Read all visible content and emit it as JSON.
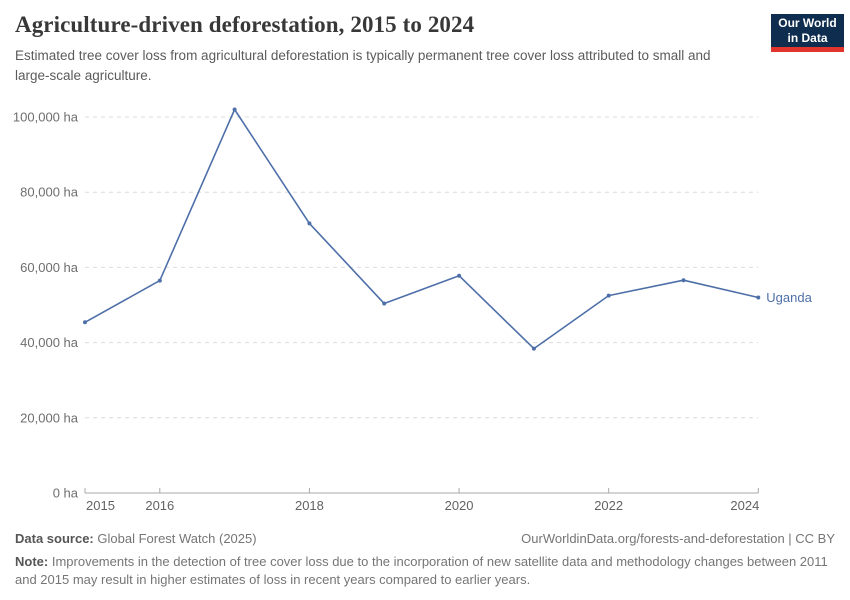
{
  "header": {
    "title": "Agriculture-driven deforestation, 2015 to 2024",
    "subtitle": "Estimated tree cover loss from agricultural deforestation is typically permanent tree cover loss attributed to small and large-scale agriculture."
  },
  "logo": {
    "line1": "Our World",
    "line2": "in Data",
    "bg_color": "#0f2d4e",
    "bar_color": "#e0342c"
  },
  "chart_data": {
    "type": "line",
    "title": "Agriculture-driven deforestation, 2015 to 2024",
    "entity_label": "Uganda",
    "x": [
      2015,
      2016,
      2017,
      2018,
      2019,
      2020,
      2021,
      2022,
      2023,
      2024
    ],
    "series": [
      {
        "name": "Uganda",
        "values": [
          45400,
          56500,
          102000,
          71700,
          50400,
          57800,
          38400,
          52500,
          56600,
          52000
        ]
      }
    ],
    "unit": "ha",
    "ylim": [
      0,
      105000
    ],
    "grid": true,
    "legend_position": "end-of-line",
    "line_color": "#4e6fa8",
    "y_ticks": [
      {
        "value": 0,
        "label": "0 ha"
      },
      {
        "value": 20000,
        "label": "20,000 ha"
      },
      {
        "value": 40000,
        "label": "40,000 ha"
      },
      {
        "value": 60000,
        "label": "60,000 ha"
      },
      {
        "value": 80000,
        "label": "80,000 ha"
      },
      {
        "value": 100000,
        "label": "100,000 ha"
      }
    ],
    "x_tick_labels": [
      "2015",
      "2016",
      "2018",
      "2020",
      "2022",
      "2024"
    ],
    "x_tick_years": [
      2015,
      2016,
      2018,
      2020,
      2022,
      2024
    ],
    "grid_color": "#dcdcdc",
    "axis_color": "#a8a8a8",
    "tick_label_color": "#6e6e6e"
  },
  "footer": {
    "data_source_label": "Data source:",
    "data_source_value": "Global Forest Watch (2025)",
    "link": "OurWorldinData.org/forests-and-deforestation | CC BY",
    "note_label": "Note:",
    "note_value": "Improvements in the detection of tree cover loss due to the incorporation of new satellite data and methodology changes between 2011 and 2015 may result in higher estimates of loss in recent years compared to earlier years."
  }
}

§ **To be done**
Repeat all of the data above word for word, minus the pictures.

§ **Response**
Read all visible content and emit it as JSON.
{
  "header": {
    "title": "Agriculture-driven deforestation, 2015 to 2024",
    "subtitle": "Estimated tree cover loss from agricultural deforestation is typically permanent tree cover loss attributed to small and large-scale agriculture."
  },
  "logo": {
    "line1": "Our World",
    "line2": "in Data",
    "bg_color": "#0f2d4e",
    "bar_color": "#e0342c"
  },
  "chart_data": {
    "type": "line",
    "title": "Agriculture-driven deforestation, 2015 to 2024",
    "entity_label": "Uganda",
    "x": [
      2015,
      2016,
      2017,
      2018,
      2019,
      2020,
      2021,
      2022,
      2023,
      2024
    ],
    "series": [
      {
        "name": "Uganda",
        "values": [
          45400,
          56500,
          102000,
          71700,
          50400,
          57800,
          38400,
          52500,
          56600,
          52000
        ]
      }
    ],
    "unit": "ha",
    "ylim": [
      0,
      105000
    ],
    "grid": true,
    "legend_position": "end-of-line",
    "line_color": "#4e6fa8",
    "y_ticks": [
      {
        "value": 0,
        "label": "0 ha"
      },
      {
        "value": 20000,
        "label": "20,000 ha"
      },
      {
        "value": 40000,
        "label": "40,000 ha"
      },
      {
        "value": 60000,
        "label": "60,000 ha"
      },
      {
        "value": 80000,
        "label": "80,000 ha"
      },
      {
        "value": 100000,
        "label": "100,000 ha"
      }
    ],
    "x_tick_labels": [
      "2015",
      "2016",
      "2018",
      "2020",
      "2022",
      "2024"
    ],
    "x_tick_years": [
      2015,
      2016,
      2018,
      2020,
      2022,
      2024
    ],
    "grid_color": "#dcdcdc",
    "axis_color": "#a8a8a8",
    "tick_label_color": "#6e6e6e"
  },
  "footer": {
    "data_source_label": "Data source:",
    "data_source_value": "Global Forest Watch (2025)",
    "link": "OurWorldinData.org/forests-and-deforestation | CC BY",
    "note_label": "Note:",
    "note_value": "Improvements in the detection of tree cover loss due to the incorporation of new satellite data and methodology changes between 2011 and 2015 may result in higher estimates of loss in recent years compared to earlier years."
  }
}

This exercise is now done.